* _TASK_
Using the records below, report how many lines hold "title", with no extra text.
### INFORMATION PROVIDED
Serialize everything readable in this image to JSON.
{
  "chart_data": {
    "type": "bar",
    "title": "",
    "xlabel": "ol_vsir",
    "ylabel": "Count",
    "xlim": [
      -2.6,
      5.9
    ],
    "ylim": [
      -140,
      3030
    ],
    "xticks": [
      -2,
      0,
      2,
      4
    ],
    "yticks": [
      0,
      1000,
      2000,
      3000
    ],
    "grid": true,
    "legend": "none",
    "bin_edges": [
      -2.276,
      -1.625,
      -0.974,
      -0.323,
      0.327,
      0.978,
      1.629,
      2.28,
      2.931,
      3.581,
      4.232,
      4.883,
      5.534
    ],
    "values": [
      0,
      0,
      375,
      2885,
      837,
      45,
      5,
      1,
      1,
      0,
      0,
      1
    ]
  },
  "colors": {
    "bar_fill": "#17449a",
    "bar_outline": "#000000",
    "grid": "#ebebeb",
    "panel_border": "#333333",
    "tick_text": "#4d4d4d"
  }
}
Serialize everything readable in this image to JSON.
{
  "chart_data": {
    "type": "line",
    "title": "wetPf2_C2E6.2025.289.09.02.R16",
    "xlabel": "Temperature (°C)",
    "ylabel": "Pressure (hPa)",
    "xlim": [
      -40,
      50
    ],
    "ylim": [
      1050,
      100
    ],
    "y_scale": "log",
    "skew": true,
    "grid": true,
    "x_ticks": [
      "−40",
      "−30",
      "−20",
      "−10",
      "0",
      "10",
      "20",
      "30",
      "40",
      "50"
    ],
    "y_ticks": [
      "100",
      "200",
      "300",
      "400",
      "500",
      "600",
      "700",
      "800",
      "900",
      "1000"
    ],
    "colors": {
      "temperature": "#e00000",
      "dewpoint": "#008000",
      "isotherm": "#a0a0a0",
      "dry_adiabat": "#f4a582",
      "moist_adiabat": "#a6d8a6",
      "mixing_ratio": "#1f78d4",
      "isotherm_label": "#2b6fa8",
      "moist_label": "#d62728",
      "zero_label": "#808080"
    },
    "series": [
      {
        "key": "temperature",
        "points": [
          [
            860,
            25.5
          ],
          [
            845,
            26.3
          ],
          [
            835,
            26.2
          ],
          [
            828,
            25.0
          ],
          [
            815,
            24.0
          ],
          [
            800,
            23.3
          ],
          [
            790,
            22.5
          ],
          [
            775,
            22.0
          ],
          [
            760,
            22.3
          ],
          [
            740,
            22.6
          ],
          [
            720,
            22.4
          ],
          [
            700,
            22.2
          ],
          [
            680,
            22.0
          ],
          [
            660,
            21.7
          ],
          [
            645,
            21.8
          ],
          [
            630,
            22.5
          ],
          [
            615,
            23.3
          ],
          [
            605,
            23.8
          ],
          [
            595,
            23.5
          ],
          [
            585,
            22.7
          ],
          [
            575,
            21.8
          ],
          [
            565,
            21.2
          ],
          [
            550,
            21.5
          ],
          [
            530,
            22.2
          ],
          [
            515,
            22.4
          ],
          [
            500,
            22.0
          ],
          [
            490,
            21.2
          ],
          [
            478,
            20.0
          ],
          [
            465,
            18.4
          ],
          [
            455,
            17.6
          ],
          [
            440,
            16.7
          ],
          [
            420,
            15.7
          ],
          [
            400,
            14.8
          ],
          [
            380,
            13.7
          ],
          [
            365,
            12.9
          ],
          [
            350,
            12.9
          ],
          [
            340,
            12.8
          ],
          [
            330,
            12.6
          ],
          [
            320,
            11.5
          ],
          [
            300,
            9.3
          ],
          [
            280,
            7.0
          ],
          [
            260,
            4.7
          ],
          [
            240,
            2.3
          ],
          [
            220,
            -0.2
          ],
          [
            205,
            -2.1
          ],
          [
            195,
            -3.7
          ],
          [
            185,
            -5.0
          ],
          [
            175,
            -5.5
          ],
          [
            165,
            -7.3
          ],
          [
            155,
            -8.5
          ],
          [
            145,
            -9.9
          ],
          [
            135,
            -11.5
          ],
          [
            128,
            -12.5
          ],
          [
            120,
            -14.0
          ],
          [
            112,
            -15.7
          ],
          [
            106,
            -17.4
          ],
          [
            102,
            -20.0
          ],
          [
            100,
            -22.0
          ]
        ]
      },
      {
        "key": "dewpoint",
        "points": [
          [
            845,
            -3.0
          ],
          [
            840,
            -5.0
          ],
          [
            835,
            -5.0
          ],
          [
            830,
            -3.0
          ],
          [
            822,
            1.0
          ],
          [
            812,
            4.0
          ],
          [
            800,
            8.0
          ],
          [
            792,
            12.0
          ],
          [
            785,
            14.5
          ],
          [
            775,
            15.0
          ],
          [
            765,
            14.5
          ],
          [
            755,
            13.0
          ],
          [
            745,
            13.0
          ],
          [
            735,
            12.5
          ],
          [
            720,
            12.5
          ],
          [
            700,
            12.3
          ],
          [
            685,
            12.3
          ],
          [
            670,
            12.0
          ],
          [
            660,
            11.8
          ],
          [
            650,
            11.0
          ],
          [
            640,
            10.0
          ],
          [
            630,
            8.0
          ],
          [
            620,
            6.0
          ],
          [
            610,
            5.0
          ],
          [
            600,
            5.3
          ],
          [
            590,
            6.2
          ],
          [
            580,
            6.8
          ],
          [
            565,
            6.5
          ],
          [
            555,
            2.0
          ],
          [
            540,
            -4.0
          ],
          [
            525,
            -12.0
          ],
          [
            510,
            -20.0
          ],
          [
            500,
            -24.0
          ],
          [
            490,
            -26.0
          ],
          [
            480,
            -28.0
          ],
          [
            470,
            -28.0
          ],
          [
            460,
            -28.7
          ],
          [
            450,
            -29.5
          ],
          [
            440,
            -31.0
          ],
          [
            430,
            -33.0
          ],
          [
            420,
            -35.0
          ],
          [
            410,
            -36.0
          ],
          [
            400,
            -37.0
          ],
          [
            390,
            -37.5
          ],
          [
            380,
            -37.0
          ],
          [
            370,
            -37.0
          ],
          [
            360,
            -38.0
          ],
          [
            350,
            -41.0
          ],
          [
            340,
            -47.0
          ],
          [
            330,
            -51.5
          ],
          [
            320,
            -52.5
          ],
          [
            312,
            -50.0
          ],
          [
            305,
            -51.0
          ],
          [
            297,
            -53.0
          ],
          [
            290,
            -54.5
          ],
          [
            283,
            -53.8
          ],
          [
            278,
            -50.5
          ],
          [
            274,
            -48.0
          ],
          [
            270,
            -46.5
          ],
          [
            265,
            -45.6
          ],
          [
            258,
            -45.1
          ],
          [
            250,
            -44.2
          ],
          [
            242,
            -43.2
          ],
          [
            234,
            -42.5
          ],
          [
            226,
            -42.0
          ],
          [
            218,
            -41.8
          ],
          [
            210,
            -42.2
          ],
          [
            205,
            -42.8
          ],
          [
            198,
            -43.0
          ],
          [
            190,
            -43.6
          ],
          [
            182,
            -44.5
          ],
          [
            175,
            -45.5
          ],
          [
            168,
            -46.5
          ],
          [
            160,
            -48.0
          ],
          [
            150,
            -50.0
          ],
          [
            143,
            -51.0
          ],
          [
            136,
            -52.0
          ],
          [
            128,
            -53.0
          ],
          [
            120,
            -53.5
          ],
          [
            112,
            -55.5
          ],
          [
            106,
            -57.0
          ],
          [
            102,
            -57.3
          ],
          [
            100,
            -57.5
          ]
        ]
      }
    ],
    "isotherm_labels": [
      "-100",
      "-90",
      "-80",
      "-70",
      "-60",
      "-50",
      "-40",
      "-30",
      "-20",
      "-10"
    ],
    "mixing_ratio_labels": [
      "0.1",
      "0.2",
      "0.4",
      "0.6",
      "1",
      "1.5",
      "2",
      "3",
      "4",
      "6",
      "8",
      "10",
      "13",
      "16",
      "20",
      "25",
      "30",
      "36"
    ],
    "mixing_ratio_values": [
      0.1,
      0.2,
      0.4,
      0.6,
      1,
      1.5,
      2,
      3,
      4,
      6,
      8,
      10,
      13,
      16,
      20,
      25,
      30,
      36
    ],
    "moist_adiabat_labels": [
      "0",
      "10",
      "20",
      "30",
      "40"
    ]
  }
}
######
* _EXPECTED ANSWER_
2